Problem requirements:
Every line that contains the word "text" should be copied out.

▬▬▬▬▬▬

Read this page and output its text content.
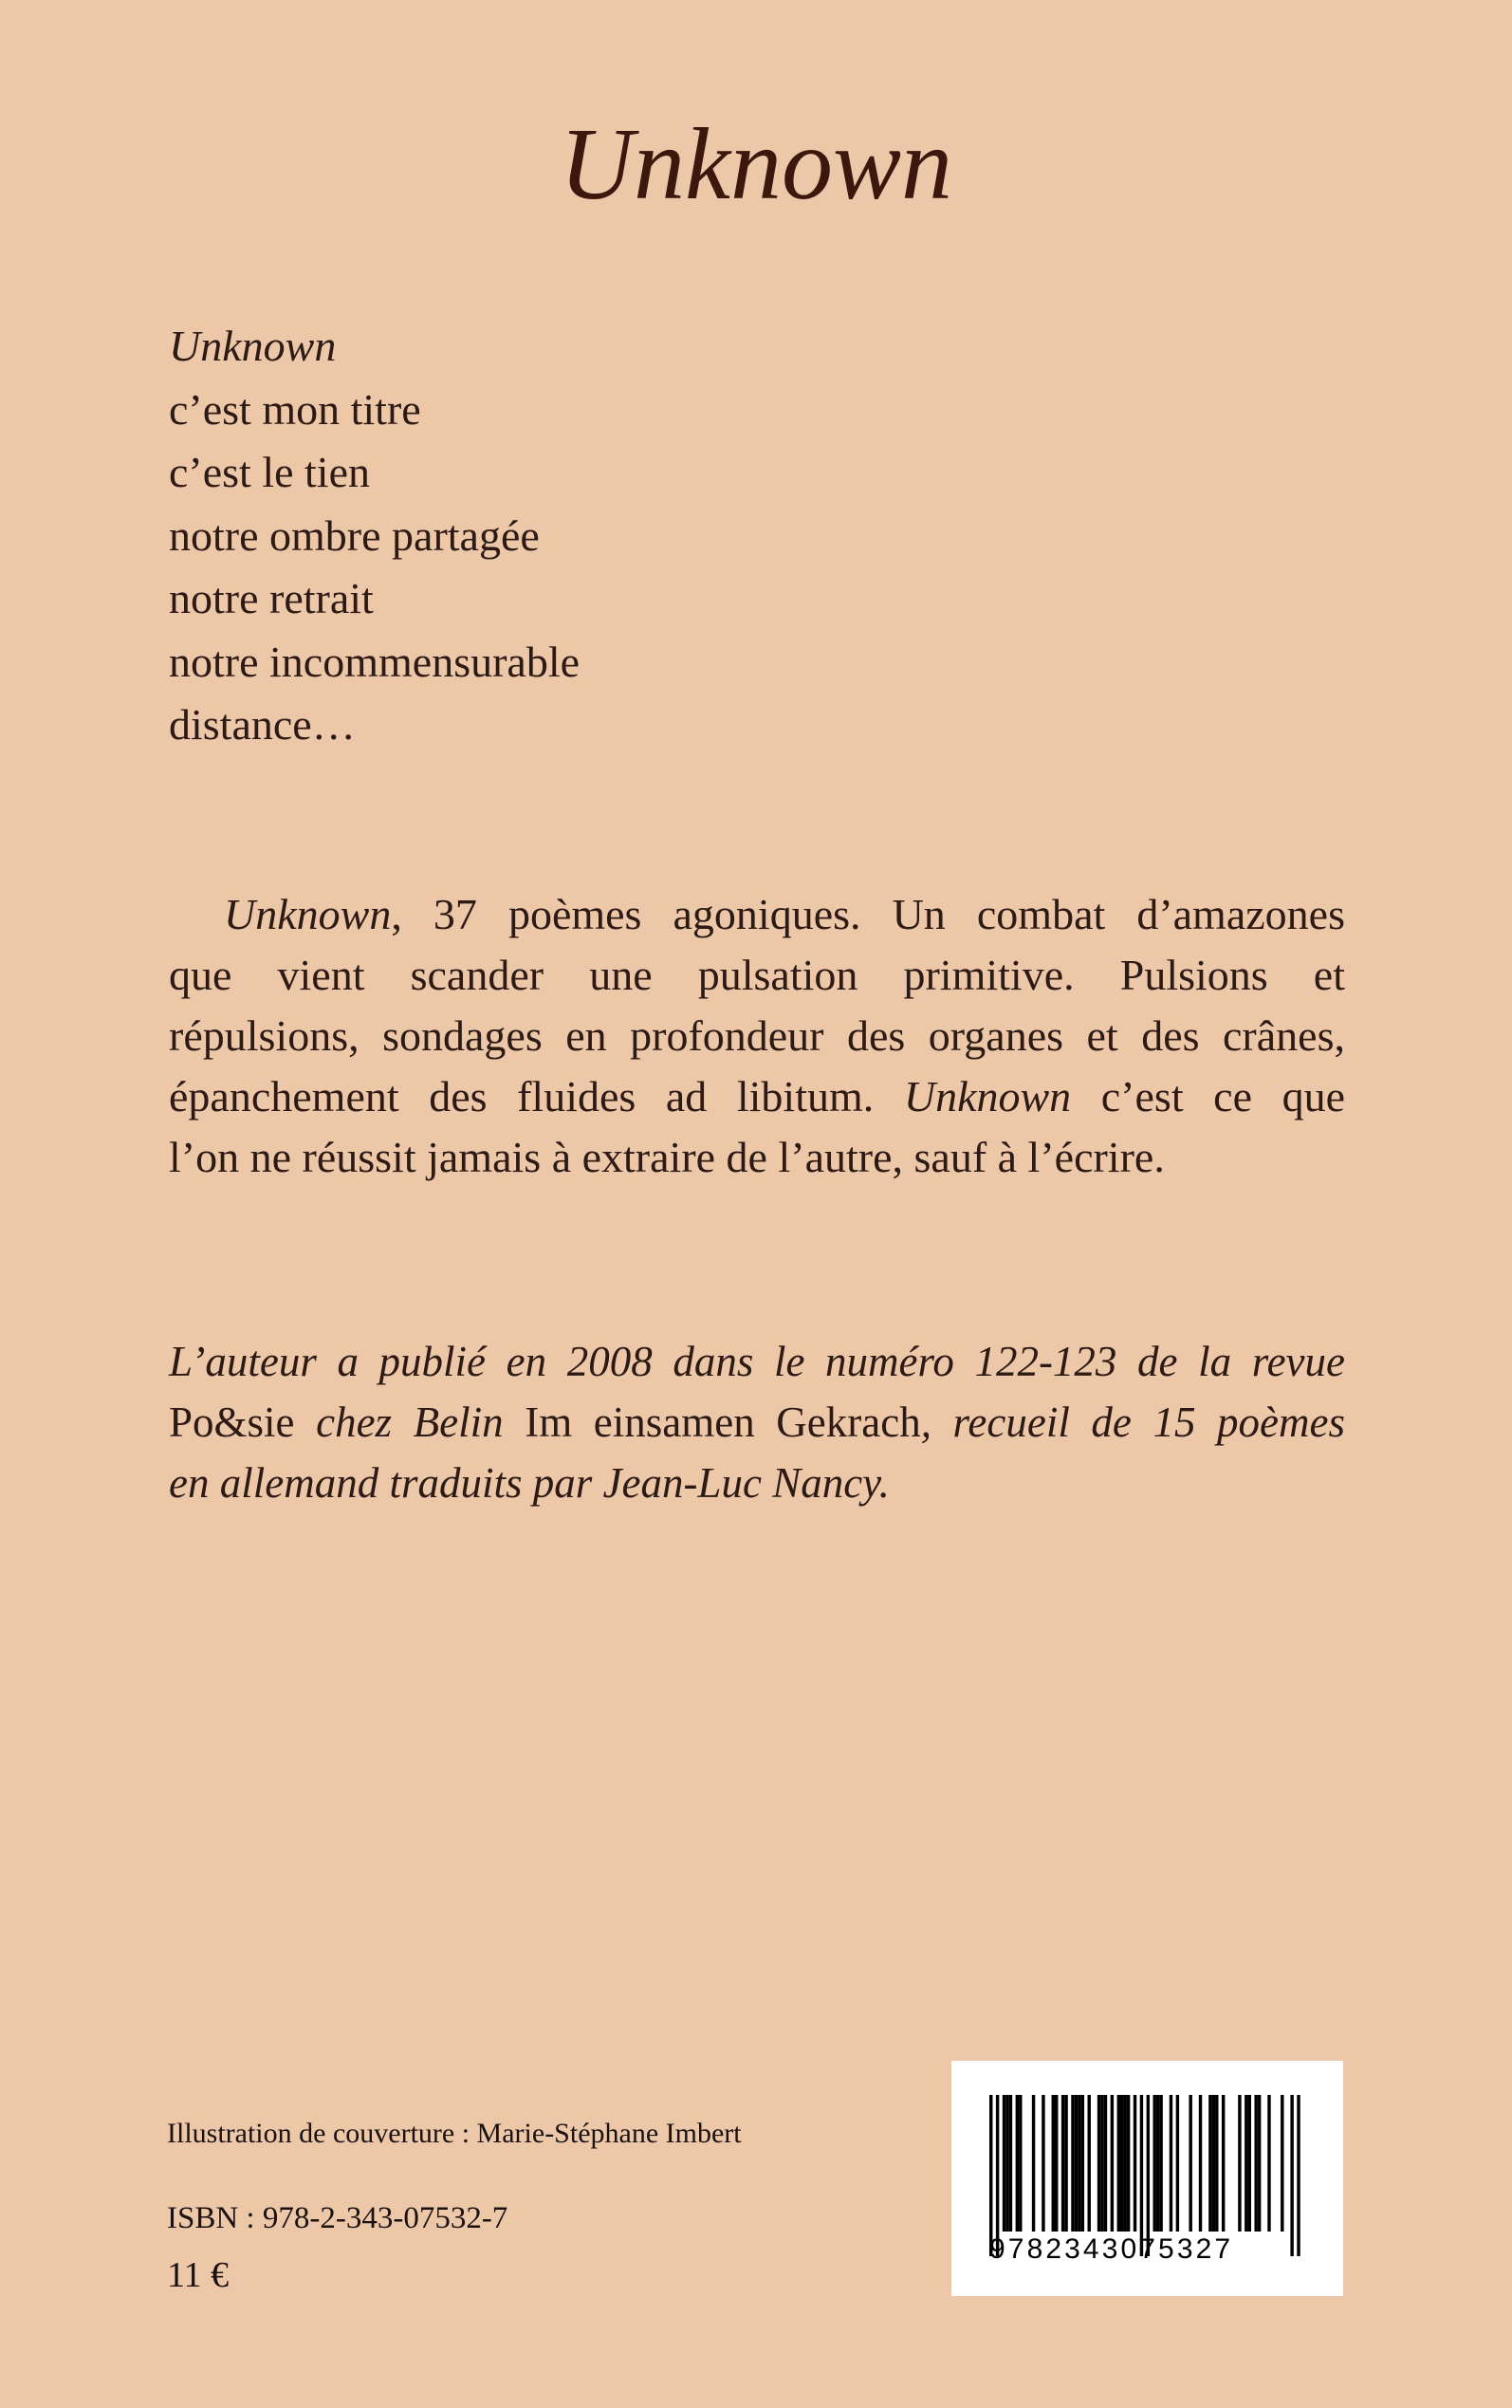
Unknown
Unknown
c’est mon titre
c’est le tien
notre ombre partagée
notre retrait
notre incommensurable
distance…
Unknown, 37 poèmes agoniques. Un combat d’amazones
que vient scander une pulsation primitive. Pulsions et
répulsions, sondages en profondeur des organes et des crânes,
épanchement des fluides ad libitum. Unknown c’est ce que
l’on ne réussit jamais à extraire de l’autre, sauf à l’écrire.
L’auteur a publié en 2008 dans le numéro 122-123 de la revue
Po&sie chez Belin Im einsamen Gekrach, recueil de 15 poèmes
en allemand traduits par Jean-Luc Nancy.
Illustration de couverture : Marie-Stéphane Imbert
ISBN : 978-2-343-07532-7
11 €
9782343075327
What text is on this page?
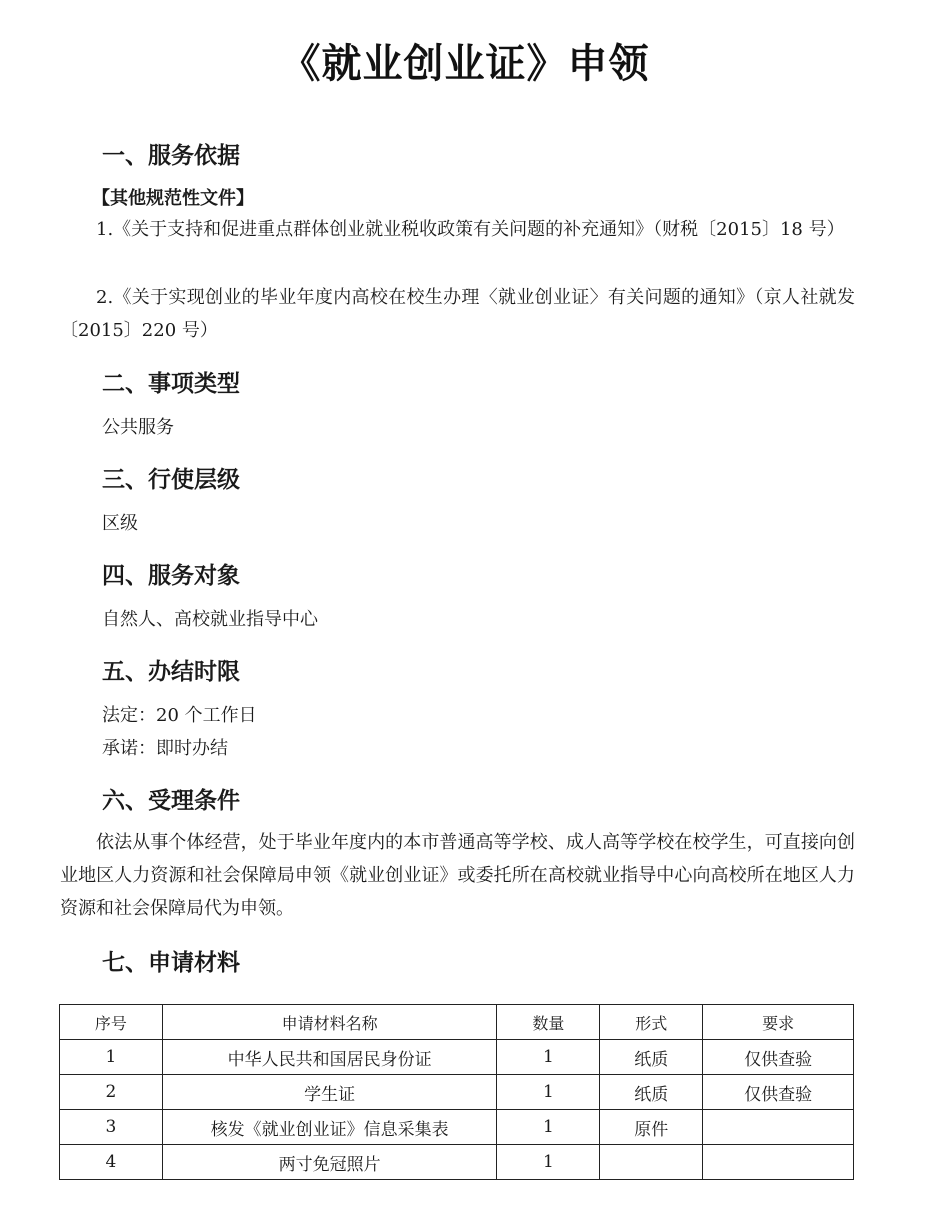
《就业创业证》申领
一、服务依据
【其他规范性文件】
1.《关于支持和促进重点群体创业就业税收政策有关问题的补充通知》（财税〔2015〕18 号）
2.《关于实现创业的毕业年度内高校在校生办理〈就业创业证〉有关问题的通知》（京人社就发〔2015〕220 号）
二、事项类型
公共服务
三、行使层级
区级
四、服务对象
自然人、高校就业指导中心
五、办结时限
法定：20 个工作日
承诺：即时办结
六、受理条件
依法从事个体经营，处于毕业年度内的本市普通高等学校、成人高等学校在校学生，可直接向创业地区人力资源和社会保障局申领《就业创业证》或委托所在高校就业指导中心向高校所在地区人力资源和社会保障局代为申领。
七、申请材料
序号	申请材料名称	数量	形式	要求
1	中华人民共和国居民身份证	1	纸质	仅供查验
2	学生证	1	纸质	仅供查验
3	核发《就业创业证》信息采集表	1	原件	
4	两寸免冠照片	1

▬▬▬▬▬▬

Worked solution:
Read this page and output its text content.
What text is on this page?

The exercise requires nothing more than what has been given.